* [Work to do]: Gather each line containing the string "this" from these entries.

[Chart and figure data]

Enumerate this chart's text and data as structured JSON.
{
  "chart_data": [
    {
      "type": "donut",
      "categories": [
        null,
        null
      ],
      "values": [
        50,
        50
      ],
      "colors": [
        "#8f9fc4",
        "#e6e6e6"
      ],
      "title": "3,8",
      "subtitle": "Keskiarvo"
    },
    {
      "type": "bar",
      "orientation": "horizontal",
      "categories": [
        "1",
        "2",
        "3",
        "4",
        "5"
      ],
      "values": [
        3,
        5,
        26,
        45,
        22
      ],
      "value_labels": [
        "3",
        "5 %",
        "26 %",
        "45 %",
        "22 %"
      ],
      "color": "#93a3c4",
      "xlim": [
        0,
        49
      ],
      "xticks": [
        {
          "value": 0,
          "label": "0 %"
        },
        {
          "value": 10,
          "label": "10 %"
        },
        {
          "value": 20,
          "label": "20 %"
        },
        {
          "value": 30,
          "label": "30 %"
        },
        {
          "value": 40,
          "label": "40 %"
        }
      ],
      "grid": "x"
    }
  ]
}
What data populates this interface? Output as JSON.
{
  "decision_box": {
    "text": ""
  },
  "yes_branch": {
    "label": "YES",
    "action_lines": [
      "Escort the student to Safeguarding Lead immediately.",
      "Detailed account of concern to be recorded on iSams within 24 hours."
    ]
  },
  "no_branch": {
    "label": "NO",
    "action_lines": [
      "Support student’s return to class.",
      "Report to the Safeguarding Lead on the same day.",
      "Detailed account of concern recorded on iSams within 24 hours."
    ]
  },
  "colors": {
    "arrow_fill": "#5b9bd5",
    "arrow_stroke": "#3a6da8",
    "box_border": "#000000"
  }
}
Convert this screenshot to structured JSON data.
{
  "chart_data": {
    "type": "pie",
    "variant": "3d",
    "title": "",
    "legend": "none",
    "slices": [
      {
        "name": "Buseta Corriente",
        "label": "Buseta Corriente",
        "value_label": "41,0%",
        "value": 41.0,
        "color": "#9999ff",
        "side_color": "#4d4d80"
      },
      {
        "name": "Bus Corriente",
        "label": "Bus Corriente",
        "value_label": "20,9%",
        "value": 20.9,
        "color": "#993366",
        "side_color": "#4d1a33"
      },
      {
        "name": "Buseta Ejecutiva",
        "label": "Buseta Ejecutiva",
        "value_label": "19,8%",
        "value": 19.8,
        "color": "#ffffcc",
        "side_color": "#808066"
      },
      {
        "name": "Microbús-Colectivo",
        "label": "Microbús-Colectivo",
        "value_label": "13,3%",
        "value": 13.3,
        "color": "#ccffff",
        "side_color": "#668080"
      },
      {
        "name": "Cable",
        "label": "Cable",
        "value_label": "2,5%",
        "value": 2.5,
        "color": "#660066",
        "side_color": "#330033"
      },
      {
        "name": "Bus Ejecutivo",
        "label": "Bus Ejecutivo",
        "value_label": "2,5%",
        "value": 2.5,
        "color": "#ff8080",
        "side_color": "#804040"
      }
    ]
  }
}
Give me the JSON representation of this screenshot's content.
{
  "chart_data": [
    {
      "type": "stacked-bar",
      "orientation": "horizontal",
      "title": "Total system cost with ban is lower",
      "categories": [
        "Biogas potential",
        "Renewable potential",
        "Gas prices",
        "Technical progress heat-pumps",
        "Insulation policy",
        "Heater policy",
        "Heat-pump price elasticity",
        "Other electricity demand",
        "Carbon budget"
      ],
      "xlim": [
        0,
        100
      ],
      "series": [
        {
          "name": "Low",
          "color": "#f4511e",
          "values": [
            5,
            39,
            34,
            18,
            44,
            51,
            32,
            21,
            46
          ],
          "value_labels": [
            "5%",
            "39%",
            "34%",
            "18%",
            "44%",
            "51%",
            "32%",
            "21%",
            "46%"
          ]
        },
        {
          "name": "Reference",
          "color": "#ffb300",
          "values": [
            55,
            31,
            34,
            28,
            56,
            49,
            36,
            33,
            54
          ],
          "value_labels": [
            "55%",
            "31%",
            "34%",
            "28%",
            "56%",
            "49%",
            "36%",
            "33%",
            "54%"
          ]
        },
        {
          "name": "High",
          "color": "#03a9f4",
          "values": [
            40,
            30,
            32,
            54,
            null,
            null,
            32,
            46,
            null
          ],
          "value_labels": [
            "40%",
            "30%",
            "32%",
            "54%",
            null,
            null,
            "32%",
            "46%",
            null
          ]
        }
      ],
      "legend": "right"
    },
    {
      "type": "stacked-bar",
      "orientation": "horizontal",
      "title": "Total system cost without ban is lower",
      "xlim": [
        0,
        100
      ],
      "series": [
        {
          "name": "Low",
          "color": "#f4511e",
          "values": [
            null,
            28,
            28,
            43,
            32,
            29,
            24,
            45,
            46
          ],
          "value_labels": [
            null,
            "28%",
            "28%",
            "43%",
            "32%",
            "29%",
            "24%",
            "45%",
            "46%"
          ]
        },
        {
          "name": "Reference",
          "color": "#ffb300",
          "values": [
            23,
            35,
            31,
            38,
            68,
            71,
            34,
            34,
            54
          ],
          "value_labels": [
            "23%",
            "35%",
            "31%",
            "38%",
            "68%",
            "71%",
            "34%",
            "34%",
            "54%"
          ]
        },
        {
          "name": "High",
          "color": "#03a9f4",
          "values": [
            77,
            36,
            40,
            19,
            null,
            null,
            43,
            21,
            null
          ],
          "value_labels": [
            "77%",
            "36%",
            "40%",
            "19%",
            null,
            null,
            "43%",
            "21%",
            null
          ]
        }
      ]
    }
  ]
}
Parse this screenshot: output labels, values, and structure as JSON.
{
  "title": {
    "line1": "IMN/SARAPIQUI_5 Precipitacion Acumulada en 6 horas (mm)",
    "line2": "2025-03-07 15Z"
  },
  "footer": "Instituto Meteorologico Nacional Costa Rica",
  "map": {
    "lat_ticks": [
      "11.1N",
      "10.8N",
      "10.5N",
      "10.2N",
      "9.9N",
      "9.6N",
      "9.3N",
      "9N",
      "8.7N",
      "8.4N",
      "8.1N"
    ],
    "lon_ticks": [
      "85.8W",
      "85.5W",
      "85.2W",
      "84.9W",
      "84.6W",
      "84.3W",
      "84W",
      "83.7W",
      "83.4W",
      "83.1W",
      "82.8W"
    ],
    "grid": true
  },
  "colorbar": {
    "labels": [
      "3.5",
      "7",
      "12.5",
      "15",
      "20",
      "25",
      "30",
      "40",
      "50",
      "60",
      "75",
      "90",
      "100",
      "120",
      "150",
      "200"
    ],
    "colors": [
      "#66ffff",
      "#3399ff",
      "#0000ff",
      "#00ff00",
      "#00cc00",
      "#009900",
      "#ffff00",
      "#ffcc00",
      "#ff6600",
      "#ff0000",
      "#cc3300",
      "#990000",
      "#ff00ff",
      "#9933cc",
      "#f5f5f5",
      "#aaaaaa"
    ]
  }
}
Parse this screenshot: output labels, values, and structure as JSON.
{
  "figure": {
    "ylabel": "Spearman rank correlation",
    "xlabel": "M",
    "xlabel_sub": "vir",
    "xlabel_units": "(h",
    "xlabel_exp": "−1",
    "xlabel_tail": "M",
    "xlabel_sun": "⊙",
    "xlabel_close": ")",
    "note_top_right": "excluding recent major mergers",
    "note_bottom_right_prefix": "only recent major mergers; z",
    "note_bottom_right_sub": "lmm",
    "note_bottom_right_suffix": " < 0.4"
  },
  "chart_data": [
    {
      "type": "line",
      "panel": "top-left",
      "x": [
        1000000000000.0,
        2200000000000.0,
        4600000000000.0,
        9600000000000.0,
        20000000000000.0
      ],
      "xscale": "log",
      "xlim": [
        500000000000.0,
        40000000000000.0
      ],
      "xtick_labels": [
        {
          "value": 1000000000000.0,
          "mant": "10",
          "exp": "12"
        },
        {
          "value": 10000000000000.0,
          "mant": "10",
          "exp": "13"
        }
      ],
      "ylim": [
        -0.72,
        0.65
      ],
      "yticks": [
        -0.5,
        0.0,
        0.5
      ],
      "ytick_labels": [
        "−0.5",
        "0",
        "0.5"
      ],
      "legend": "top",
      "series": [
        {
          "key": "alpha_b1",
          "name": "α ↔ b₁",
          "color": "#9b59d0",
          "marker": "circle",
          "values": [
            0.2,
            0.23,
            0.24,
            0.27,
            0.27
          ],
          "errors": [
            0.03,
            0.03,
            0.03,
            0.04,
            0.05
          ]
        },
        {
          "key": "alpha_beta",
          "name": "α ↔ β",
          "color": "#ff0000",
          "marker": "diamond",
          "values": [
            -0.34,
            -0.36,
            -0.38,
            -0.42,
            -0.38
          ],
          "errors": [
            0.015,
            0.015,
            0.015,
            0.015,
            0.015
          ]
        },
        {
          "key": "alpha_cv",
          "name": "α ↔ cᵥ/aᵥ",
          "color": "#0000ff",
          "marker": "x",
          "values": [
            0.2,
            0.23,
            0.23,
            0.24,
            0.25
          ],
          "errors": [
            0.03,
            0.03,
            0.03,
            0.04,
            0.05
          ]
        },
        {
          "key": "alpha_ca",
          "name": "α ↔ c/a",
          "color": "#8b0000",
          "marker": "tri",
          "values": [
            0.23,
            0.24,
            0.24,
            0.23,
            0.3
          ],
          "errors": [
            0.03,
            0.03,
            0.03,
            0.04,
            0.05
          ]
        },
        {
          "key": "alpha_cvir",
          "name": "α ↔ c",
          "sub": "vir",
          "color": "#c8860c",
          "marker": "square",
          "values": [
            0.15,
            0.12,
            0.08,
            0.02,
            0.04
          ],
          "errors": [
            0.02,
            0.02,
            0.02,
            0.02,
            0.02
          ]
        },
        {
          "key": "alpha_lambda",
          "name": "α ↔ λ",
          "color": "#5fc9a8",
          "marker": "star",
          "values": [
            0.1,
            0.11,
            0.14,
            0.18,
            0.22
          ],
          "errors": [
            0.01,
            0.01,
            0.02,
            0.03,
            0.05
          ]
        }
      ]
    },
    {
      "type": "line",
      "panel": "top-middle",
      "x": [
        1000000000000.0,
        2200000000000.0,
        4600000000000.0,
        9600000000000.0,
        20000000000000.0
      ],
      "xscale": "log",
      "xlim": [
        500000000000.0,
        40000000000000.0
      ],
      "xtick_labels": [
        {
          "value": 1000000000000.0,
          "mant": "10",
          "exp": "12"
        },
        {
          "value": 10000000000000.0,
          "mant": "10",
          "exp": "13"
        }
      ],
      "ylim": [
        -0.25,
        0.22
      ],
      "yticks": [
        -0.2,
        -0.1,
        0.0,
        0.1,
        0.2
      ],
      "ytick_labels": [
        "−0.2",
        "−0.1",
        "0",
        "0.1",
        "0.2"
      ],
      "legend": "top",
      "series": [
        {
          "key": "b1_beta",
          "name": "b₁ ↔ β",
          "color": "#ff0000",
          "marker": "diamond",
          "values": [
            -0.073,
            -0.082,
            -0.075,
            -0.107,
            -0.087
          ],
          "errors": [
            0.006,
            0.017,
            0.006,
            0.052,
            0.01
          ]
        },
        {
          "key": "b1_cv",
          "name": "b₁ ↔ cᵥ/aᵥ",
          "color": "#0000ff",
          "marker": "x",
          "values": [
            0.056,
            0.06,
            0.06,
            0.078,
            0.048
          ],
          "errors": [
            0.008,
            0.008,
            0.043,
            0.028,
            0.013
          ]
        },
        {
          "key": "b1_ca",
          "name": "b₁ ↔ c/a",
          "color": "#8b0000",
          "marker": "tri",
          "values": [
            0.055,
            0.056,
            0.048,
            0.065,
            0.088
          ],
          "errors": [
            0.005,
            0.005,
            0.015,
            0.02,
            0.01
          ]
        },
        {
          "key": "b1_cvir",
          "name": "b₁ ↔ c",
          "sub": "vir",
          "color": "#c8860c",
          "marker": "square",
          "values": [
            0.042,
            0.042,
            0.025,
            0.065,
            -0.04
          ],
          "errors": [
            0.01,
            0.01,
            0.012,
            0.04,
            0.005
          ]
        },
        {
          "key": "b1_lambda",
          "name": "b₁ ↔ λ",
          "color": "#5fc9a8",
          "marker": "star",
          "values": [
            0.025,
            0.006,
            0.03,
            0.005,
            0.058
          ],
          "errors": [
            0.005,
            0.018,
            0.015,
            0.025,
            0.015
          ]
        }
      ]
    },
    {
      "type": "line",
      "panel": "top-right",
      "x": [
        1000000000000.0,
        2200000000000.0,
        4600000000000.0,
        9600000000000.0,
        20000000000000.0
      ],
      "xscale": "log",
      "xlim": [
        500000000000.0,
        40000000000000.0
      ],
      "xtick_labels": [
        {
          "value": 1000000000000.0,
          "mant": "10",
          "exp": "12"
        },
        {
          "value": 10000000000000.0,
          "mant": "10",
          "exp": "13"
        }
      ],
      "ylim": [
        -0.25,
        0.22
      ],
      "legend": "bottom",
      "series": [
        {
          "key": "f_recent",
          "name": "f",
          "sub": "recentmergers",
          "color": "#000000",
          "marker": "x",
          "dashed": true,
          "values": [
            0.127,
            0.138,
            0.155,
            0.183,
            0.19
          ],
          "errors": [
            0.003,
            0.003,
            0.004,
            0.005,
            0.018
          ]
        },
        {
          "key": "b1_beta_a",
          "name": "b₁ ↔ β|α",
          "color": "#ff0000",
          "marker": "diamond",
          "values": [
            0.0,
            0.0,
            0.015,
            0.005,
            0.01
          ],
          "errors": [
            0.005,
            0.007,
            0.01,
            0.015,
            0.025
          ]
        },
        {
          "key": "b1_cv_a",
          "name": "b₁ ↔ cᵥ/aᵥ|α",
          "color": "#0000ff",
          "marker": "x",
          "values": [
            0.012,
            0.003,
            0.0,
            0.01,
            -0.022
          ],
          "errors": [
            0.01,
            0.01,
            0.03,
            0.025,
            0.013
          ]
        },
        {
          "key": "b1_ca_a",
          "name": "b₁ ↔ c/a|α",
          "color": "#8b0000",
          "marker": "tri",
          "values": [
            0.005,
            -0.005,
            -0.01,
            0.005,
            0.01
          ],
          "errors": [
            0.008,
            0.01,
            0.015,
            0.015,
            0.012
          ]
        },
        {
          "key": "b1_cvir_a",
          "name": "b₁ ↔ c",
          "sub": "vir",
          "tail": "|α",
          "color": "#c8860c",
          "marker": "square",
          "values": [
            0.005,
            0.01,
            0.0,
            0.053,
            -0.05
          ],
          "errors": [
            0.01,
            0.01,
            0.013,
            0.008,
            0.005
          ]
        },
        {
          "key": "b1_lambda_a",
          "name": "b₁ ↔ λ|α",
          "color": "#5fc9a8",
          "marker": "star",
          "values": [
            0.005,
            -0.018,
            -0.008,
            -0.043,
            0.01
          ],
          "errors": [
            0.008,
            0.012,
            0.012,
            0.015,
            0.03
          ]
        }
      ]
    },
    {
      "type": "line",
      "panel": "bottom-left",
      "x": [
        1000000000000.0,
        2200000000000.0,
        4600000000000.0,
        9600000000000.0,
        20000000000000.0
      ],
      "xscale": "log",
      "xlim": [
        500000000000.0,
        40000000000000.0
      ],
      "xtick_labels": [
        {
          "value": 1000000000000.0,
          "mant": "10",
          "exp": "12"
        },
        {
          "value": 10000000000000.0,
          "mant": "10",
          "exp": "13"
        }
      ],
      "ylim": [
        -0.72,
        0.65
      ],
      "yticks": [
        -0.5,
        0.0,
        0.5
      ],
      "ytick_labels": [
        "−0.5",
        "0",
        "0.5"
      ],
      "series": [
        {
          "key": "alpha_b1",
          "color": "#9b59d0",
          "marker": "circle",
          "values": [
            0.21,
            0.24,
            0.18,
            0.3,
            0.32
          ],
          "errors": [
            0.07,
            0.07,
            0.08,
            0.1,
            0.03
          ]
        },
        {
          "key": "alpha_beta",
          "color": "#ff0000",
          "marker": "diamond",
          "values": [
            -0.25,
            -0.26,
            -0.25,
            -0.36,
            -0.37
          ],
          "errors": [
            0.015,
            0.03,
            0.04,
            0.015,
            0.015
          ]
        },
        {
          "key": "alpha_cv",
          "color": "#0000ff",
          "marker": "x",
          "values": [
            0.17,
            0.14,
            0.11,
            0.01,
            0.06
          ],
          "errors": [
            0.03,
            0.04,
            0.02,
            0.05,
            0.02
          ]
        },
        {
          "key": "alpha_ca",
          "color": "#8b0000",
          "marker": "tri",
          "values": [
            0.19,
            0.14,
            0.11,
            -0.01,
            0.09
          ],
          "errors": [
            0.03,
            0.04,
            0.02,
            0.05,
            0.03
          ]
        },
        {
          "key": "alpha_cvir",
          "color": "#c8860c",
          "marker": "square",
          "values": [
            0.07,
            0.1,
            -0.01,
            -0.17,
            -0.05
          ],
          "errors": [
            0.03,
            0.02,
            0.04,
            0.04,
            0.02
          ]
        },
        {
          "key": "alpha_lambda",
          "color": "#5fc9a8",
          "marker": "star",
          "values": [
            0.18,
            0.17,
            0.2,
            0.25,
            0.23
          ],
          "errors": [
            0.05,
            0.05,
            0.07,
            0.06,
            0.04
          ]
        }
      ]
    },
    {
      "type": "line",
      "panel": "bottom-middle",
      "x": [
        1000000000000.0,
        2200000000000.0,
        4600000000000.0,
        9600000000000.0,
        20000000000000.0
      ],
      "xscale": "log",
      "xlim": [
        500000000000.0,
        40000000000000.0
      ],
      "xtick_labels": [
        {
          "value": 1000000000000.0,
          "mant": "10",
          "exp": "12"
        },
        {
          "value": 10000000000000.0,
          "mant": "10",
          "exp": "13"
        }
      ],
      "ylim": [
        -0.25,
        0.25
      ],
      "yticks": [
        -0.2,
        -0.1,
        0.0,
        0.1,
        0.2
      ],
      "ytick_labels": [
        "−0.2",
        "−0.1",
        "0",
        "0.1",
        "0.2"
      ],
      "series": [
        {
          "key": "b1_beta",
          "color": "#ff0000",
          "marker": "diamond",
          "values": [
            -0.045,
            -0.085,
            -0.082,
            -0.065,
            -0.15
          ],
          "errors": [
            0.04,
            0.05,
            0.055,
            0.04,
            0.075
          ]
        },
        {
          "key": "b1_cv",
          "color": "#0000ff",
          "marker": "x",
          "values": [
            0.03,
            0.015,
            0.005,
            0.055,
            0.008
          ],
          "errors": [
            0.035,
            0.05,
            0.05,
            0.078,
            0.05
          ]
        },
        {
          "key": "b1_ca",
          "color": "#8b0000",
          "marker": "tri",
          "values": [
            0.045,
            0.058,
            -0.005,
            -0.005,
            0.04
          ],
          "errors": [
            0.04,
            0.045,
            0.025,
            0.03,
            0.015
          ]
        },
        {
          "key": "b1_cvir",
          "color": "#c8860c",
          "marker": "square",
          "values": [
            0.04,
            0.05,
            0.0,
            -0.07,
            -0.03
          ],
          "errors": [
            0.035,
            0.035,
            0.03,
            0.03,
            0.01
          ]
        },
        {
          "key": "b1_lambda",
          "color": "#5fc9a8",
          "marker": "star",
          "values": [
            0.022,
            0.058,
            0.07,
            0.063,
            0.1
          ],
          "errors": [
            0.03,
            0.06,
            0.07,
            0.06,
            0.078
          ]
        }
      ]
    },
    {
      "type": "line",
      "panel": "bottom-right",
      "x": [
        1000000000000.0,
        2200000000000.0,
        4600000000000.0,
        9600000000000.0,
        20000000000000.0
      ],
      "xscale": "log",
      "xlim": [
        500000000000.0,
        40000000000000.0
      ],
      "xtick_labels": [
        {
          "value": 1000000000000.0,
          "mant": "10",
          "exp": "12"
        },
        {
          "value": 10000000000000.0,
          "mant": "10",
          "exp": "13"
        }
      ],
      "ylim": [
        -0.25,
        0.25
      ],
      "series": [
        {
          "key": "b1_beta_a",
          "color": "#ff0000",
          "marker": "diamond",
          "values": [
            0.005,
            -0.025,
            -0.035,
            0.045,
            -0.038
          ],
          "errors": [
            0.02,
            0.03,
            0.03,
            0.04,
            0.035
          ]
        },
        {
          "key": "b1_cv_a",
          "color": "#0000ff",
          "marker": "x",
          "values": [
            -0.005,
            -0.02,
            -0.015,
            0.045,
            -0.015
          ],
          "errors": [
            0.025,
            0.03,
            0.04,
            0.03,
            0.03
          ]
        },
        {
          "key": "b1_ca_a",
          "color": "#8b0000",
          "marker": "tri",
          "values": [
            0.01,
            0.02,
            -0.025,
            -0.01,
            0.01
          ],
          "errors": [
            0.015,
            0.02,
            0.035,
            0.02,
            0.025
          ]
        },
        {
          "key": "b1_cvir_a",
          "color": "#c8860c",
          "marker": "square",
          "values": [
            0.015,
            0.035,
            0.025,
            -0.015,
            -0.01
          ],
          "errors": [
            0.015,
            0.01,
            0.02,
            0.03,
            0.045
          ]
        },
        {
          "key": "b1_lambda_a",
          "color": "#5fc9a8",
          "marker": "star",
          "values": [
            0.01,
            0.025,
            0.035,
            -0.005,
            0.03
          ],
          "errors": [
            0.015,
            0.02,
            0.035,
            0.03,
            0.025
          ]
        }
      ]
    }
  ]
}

* [Written response]:
Enumerate this chart's text and data as structured JSON.
What data populates this interface? Output as JSON.
Convert this screenshot to structured JSON data.
Give me the JSON representation of this screenshot's content.
Parse this screenshot: output labels, values, and structure as JSON.
Parse this screenshot: output labels, values, and structure as JSON.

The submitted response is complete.